**THE REQUEST**: Select all lines holding the word "thumbs" from the entries that follow.

(Saved data entries)
----

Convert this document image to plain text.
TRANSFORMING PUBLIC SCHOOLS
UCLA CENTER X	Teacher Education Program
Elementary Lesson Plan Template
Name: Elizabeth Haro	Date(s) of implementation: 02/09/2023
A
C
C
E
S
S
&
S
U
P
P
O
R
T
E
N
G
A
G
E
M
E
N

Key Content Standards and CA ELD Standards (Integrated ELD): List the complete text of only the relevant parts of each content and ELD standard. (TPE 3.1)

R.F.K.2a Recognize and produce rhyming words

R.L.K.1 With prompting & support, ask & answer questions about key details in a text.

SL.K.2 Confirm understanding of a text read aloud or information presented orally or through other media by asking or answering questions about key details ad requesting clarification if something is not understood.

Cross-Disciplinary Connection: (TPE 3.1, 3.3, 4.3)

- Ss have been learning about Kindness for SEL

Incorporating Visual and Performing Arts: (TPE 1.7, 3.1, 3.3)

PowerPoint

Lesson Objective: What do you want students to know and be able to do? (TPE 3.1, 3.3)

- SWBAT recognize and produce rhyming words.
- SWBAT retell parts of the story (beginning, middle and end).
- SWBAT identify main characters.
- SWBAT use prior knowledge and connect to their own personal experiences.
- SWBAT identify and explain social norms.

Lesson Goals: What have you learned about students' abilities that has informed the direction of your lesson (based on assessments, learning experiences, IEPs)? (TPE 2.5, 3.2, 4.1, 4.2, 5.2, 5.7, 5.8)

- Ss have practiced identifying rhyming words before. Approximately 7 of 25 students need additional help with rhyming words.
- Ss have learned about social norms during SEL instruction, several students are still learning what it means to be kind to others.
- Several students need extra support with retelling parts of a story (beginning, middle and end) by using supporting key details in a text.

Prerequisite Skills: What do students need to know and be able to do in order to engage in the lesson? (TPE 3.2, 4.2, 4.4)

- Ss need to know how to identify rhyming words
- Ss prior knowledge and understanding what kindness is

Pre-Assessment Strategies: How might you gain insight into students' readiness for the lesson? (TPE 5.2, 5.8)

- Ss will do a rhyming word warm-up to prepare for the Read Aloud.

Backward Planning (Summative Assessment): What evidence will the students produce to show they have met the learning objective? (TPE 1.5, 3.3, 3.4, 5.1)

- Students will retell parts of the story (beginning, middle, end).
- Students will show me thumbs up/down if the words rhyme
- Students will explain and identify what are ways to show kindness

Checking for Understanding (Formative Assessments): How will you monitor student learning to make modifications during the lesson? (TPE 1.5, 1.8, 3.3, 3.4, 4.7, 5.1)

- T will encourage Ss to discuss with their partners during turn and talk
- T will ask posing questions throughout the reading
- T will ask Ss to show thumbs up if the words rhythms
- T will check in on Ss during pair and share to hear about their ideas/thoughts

----

**IN RESPONSE**:
- Students will show me thumbs up/down if the words rhyme
- T will ask Ss to show thumbs up if the words rhythms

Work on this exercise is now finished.